Gather up every line from the entries below that uses the word "단위테스트".

** Begin EXTRACTED DATA **

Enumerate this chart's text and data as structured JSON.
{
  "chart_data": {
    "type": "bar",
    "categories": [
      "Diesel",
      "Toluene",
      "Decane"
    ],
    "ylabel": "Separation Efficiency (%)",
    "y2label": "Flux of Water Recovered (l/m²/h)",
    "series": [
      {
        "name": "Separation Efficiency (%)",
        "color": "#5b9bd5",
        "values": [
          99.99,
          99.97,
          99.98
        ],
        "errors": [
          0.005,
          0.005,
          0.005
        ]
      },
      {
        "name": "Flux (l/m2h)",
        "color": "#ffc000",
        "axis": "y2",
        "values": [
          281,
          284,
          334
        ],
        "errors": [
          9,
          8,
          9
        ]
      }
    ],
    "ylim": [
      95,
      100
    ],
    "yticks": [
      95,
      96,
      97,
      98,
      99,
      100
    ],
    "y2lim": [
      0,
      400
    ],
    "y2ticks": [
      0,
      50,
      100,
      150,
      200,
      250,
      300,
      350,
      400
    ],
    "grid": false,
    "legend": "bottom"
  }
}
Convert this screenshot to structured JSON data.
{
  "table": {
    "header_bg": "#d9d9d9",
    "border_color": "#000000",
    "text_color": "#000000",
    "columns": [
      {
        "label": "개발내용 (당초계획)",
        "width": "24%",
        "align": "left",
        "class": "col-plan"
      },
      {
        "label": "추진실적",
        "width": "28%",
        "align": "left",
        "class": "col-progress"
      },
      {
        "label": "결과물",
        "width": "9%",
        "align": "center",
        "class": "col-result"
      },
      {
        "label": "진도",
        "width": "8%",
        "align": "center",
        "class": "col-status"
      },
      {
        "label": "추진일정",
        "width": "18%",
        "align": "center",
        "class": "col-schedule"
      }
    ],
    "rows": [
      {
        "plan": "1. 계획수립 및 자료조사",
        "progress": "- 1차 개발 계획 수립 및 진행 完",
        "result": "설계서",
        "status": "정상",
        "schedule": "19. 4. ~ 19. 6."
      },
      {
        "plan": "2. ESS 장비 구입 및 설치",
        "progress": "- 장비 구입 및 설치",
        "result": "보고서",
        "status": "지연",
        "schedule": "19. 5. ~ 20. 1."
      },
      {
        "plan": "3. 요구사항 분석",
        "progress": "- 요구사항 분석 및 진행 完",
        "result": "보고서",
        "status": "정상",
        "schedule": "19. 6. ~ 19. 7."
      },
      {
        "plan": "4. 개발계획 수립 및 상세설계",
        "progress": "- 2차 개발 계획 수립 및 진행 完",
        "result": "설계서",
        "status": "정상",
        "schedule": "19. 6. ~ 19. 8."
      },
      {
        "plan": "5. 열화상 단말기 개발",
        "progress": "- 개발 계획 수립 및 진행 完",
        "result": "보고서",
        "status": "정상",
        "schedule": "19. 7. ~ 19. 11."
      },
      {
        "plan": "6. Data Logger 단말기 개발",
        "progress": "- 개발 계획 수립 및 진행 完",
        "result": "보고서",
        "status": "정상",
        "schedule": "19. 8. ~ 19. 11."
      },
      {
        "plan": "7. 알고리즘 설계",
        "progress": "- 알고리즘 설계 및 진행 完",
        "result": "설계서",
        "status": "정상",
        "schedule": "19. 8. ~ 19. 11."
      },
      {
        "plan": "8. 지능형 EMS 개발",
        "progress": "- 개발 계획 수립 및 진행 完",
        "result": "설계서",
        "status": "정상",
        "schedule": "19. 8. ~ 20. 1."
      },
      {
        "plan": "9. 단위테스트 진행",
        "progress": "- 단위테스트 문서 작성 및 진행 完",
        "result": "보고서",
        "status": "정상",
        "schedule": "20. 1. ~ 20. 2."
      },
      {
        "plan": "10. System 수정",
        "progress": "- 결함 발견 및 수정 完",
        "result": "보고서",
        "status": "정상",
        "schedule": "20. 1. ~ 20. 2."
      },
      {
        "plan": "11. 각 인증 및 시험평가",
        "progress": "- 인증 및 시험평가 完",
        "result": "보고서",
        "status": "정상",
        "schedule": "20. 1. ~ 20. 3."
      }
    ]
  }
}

** End EXTRACTED DATA **

* _FINISHED TASK_:
        "plan": "9. 단위테스트 진행",
        "progress": "- 단위테스트 문서 작성 및 진행 完",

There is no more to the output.